What follows is a set of records; repeat all of them exactly.

----- Records shown -----

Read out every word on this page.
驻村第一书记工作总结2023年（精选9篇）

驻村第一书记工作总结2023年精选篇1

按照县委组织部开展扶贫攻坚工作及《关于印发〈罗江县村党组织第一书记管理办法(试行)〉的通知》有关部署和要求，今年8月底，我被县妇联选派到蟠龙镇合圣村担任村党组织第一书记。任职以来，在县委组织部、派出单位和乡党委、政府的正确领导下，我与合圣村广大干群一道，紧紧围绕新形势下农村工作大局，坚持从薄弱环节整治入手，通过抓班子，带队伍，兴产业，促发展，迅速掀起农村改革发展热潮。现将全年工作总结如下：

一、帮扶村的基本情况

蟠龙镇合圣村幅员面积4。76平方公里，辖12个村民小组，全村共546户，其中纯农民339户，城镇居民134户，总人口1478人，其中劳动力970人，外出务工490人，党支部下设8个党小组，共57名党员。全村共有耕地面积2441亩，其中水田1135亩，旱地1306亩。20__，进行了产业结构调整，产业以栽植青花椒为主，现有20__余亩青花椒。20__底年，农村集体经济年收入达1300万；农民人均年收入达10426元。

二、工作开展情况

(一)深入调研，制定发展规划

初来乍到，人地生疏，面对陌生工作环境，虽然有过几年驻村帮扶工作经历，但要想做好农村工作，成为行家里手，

-----

• **Complete answer**:
Read out every word on this page.
驻村第一书记工作总结2023年（精选9篇）

驻村第一书记工作总结2023年精选篇1

按照县委组织部开展扶贫攻坚工作及《关于印发〈罗江县村党组织第一书记管理办法(试行)〉的通知》有关部署和要求，今年8月底，我被县妇联选派到蟠龙镇合圣村担任村党组织第一书记。任职以来，在县委组织部、派出单位和乡党委、政府的正确领导下，我与合圣村广大干群一道，紧紧围绕新形势下农村工作大局，坚持从薄弱环节整治入手，通过抓班子，带队伍，兴产业，促发展，迅速掀起农村改革发展热潮。现将全年工作总结如下：

一、帮扶村的基本情况

蟠龙镇合圣村幅员面积4。76平方公里，辖12个村民小组，全村共546户，其中纯农民339户，城镇居民134户，总人口1478人，其中劳动力970人，外出务工490人，党支部下设8个党小组，共57名党员。全村共有耕地面积2441亩，其中水田1135亩，旱地1306亩。20__，进行了产业结构调整，产业以栽植青花椒为主，现有20__余亩青花椒。20__底年，农村集体经济年收入达1300万；农民人均年收入达10426元。

二、工作开展情况

(一)深入调研，制定发展规划

初来乍到，人地生疏，面对陌生工作环境，虽然有过几年驻村帮扶工作经历，但要想做好农村工作，成为行家里手，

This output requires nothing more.